┌──
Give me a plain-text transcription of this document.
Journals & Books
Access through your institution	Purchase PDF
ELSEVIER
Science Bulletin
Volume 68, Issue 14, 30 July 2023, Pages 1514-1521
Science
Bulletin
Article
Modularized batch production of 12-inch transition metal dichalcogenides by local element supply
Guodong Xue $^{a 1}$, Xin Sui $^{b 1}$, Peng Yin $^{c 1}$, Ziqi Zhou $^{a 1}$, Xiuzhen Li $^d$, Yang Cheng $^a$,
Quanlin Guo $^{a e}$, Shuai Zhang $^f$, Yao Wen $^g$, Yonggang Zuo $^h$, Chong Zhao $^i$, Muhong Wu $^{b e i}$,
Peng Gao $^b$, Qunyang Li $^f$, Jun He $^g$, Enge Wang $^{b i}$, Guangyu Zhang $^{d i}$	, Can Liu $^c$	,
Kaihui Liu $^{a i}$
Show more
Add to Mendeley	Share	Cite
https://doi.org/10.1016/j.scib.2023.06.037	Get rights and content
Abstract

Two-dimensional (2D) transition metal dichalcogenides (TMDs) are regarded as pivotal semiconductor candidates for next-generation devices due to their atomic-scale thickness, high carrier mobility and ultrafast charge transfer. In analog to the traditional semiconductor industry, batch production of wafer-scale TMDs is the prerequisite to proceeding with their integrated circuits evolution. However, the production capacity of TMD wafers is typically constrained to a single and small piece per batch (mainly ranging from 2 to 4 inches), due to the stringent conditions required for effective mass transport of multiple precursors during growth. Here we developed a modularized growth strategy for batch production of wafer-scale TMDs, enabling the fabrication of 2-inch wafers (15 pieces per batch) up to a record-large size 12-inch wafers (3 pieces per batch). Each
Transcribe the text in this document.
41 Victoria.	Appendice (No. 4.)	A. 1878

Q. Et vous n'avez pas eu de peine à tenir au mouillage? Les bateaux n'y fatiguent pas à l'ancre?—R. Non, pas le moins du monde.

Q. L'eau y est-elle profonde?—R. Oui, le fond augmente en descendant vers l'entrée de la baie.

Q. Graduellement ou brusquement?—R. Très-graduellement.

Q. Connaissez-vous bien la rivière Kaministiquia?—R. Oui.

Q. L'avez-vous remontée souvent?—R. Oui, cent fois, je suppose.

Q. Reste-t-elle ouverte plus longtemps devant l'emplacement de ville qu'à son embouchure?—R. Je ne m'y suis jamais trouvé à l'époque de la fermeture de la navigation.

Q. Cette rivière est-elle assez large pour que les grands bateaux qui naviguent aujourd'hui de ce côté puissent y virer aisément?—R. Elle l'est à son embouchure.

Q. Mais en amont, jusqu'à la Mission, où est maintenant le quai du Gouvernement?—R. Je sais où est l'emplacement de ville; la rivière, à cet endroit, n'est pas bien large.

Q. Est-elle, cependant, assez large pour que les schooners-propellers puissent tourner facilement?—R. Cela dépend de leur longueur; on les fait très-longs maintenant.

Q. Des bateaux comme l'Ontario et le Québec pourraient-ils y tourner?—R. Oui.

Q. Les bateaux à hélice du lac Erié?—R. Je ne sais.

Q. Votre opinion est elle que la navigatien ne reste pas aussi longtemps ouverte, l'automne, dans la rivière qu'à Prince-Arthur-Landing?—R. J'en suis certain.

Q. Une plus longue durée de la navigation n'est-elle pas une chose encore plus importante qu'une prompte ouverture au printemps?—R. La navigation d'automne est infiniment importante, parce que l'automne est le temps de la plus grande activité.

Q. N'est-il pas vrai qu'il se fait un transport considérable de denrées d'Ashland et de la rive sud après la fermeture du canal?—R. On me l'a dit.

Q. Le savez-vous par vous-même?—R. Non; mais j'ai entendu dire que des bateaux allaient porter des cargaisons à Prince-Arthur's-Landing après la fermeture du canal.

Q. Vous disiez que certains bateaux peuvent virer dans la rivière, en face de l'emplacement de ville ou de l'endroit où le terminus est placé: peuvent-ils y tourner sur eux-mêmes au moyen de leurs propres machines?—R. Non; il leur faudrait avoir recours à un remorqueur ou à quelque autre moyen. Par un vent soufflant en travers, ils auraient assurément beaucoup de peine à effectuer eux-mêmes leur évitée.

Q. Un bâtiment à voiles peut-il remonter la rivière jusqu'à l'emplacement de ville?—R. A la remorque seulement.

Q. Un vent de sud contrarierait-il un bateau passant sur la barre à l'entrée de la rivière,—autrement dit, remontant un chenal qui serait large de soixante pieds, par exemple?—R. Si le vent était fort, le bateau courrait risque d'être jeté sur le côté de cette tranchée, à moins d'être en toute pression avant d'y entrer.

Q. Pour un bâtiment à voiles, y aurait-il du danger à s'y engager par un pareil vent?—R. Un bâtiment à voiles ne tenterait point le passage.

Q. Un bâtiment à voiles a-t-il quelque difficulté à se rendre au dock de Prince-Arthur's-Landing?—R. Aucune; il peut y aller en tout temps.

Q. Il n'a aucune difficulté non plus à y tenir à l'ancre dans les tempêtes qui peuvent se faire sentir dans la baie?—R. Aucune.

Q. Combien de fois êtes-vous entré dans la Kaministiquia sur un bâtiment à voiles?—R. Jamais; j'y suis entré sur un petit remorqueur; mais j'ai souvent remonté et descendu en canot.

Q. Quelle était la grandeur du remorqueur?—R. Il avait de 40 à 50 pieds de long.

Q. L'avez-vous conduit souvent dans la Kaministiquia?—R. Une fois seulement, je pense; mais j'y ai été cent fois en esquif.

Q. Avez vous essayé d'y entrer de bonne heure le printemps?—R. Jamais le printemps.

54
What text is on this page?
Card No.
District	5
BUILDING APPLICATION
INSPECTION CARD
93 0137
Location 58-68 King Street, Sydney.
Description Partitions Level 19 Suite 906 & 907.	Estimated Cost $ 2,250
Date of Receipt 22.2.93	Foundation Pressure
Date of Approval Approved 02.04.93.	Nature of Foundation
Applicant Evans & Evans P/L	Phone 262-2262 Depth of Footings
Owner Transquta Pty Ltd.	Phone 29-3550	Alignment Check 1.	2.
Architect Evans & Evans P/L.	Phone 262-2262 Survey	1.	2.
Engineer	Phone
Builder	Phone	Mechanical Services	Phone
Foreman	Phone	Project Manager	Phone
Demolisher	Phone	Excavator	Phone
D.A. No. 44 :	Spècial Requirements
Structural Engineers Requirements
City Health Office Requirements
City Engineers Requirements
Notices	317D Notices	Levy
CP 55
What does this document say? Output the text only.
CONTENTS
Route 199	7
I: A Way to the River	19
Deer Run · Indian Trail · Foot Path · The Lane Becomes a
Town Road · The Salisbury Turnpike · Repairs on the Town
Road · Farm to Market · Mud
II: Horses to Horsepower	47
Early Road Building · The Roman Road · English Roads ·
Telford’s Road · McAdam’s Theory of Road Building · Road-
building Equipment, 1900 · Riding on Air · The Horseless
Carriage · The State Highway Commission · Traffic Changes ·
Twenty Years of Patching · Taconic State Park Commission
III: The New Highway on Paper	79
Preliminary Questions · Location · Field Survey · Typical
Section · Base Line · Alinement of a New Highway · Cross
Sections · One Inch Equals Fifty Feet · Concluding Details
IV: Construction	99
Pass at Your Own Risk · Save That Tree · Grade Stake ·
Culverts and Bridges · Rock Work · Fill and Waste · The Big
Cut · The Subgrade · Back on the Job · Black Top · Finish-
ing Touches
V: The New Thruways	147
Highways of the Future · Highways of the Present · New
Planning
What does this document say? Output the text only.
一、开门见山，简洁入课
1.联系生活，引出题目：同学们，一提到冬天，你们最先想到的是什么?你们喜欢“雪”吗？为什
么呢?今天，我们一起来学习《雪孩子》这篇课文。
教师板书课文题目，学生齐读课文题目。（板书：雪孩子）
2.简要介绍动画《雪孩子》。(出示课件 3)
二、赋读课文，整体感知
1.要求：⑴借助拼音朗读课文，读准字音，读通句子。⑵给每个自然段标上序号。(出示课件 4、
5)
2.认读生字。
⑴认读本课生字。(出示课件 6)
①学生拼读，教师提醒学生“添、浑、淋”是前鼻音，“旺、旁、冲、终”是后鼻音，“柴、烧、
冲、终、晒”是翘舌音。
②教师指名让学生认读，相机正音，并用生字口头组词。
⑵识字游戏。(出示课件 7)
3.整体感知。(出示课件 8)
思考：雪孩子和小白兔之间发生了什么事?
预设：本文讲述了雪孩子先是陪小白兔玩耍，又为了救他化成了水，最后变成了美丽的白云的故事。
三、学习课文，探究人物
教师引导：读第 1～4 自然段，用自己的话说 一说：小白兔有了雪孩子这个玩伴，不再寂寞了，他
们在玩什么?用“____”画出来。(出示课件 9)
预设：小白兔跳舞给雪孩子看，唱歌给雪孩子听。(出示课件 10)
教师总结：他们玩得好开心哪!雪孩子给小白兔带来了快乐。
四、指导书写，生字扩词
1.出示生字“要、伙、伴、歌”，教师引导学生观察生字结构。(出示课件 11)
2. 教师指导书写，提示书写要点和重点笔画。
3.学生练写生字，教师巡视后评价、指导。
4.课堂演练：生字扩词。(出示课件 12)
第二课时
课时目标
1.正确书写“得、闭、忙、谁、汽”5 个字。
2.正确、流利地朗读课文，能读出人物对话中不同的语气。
└──
*Aim of the exercise*
Filter out all lines lacking the word "automne" and copy the rest.

*Output for this task*
Q. Votre opinion est elle que la navigatien ne reste pas aussi longtemps ouverte, l'automne, dans la rivière qu'à Prince-Arthur-Landing?—R. J'en suis certain.
Q. Une plus longue durée de la navigation n'est-elle pas une chose encore plus importante qu'une prompte ouverture au printemps?—R. La navigation d'automne est infiniment importante, parce que l'automne est le temps de la plus grande activité.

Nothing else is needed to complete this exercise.